** PROMPT **
Lift out each line of the data that holds "will".

---

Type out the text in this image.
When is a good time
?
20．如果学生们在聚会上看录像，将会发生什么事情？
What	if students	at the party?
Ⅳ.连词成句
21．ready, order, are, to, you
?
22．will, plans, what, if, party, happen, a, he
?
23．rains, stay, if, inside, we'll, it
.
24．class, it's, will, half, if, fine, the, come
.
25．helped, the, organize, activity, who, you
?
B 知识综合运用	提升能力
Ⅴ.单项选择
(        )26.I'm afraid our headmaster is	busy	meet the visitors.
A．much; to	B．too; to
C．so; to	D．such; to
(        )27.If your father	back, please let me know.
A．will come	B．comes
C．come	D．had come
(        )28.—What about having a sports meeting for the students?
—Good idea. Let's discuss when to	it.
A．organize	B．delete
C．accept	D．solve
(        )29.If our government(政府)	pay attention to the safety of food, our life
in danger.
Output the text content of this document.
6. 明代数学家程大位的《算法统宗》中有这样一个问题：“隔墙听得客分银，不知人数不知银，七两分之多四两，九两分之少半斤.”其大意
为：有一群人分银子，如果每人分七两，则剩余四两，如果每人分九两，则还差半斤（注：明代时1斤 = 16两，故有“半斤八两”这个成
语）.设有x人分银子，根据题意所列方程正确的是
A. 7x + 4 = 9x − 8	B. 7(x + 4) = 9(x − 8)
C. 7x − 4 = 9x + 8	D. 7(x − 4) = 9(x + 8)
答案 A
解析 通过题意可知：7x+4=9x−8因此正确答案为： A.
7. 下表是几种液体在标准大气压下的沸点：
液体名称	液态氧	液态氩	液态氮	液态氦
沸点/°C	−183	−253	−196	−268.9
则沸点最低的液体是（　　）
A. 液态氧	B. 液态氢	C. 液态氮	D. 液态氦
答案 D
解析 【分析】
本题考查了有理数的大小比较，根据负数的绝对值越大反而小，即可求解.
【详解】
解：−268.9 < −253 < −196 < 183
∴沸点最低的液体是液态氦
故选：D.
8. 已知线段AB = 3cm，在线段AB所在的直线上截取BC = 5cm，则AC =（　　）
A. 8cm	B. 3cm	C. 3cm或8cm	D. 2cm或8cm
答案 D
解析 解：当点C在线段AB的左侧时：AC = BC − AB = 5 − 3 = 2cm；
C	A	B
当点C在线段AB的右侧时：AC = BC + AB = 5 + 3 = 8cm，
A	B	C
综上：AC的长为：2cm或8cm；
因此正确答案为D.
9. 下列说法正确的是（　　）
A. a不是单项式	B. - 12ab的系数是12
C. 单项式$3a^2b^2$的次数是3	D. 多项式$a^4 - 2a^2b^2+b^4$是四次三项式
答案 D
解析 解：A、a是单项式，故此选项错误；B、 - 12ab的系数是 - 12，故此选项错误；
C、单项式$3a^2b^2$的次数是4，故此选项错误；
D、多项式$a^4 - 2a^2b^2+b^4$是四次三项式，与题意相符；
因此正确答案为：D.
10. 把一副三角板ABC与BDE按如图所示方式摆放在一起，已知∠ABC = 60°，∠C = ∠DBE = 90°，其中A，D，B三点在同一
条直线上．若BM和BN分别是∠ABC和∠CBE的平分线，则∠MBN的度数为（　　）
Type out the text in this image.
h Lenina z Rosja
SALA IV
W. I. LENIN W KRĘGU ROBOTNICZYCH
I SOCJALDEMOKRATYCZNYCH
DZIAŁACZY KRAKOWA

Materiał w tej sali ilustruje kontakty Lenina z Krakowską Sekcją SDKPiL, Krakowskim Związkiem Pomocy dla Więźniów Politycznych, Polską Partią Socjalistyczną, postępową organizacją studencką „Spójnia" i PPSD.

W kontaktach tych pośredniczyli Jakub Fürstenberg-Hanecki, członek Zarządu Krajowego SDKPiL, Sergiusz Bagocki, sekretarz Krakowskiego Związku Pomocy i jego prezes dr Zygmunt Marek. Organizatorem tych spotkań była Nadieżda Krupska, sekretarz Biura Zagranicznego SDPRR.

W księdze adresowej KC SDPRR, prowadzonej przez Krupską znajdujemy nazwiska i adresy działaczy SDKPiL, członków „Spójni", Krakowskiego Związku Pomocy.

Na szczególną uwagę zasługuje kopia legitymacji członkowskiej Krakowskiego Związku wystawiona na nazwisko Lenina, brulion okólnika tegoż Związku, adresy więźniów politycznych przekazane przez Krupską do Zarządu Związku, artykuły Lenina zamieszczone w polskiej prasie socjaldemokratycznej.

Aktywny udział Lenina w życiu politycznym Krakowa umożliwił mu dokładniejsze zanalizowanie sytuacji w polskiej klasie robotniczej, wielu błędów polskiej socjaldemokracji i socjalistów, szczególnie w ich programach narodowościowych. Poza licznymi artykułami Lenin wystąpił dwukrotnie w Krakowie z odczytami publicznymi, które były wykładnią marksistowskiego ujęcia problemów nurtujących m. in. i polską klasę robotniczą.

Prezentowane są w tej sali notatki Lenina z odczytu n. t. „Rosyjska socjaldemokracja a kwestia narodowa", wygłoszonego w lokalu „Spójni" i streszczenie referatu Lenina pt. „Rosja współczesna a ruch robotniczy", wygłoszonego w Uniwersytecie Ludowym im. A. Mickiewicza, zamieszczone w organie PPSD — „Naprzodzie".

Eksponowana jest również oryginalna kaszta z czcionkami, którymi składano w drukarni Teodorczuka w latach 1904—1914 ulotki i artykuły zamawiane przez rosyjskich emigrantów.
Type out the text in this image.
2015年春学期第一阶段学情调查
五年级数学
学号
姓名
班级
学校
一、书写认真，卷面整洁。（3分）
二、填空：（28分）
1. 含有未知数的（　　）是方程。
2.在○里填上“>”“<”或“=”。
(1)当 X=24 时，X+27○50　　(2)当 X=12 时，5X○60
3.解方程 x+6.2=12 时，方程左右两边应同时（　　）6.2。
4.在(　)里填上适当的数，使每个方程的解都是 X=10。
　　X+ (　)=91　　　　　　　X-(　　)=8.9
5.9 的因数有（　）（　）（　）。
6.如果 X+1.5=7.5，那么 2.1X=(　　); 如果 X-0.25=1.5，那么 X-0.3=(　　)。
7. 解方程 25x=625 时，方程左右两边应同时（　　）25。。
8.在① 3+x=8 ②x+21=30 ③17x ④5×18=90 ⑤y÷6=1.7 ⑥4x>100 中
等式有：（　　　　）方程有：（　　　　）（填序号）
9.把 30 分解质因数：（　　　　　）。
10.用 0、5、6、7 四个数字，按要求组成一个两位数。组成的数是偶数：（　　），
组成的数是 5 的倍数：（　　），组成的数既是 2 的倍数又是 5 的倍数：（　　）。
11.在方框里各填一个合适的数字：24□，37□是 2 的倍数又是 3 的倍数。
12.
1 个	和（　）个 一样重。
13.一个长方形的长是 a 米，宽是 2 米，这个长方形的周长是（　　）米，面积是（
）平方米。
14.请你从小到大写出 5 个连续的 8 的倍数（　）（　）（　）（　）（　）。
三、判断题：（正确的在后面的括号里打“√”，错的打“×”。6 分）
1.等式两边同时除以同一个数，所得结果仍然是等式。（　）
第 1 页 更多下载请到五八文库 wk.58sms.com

---

** RESPONSE **
22．will, plans, what, if, party, happen, a, he
24．class, it's, will, half, if, fine, the, come
A．will come	B．comes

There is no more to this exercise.